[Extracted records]
★ ★ ★

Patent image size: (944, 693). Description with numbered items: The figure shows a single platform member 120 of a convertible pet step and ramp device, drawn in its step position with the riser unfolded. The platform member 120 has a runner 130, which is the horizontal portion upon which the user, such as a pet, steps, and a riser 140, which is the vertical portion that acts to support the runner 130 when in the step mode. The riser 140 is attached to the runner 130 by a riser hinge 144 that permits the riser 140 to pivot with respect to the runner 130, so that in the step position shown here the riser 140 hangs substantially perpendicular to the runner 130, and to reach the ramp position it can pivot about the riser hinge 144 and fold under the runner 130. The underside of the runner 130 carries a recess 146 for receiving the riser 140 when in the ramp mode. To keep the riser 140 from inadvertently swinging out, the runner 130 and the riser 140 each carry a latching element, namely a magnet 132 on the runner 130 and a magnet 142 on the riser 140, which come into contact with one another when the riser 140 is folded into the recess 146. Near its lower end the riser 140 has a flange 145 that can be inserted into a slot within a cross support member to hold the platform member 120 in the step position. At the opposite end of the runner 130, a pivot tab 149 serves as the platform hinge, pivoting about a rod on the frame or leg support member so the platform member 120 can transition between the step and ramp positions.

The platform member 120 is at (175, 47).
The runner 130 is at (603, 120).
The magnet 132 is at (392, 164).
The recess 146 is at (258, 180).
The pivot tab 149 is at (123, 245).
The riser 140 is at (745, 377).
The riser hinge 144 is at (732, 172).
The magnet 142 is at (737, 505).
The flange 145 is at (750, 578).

★ ★ ★

**Goal**:
Copy the records word for word, starting at the very beginning and ending with the line that contains "The riser hinge 144 is at (732, 172).", with that line included.

**Solution**:
Patent image size: (944, 693). Description with numbered items: The figure shows a single platform member 120 of a convertible pet step and ramp device, drawn in its step position with the riser unfolded. The platform member 120 has a runner 130, which is the horizontal portion upon which the user, such as a pet, steps, and a riser 140, which is the vertical portion that acts to support the runner 130 when in the step mode. The riser 140 is attached to the runner 130 by a riser hinge 144 that permits the riser 140 to pivot with respect to the runner 130, so that in the step position shown here the riser 140 hangs substantially perpendicular to the runner 130, and to reach the ramp position it can pivot about the riser hinge 144 and fold under the runner 130. The underside of the runner 130 carries a recess 146 for receiving the riser 140 when in the ramp mode. To keep the riser 140 from inadvertently swinging out, the runner 130 and the riser 140 each carry a latching element, namely a magnet 132 on the runner 130 and a magnet 142 on the riser 140, which come into contact with one another when the riser 140 is folded into the recess 146. Near its lower end the riser 140 has a flange 145 that can be inserted into a slot within a cross support member to hold the platform member 120 in the step position. At the opposite end of the runner 130, a pivot tab 149 serves as the platform hinge, pivoting about a rod on the frame or leg support member so the platform member 120 can transition between the step and ramp positions.

The platform member 120 is at (175, 47).
The runner 130 is at (603, 120).
The magnet 132 is at (392, 164).
The recess 146 is at (258, 180).
The pivot tab 149 is at (123, 245).
The riser 140 is at (745, 377).
The riser hinge 144 is at (732, 172).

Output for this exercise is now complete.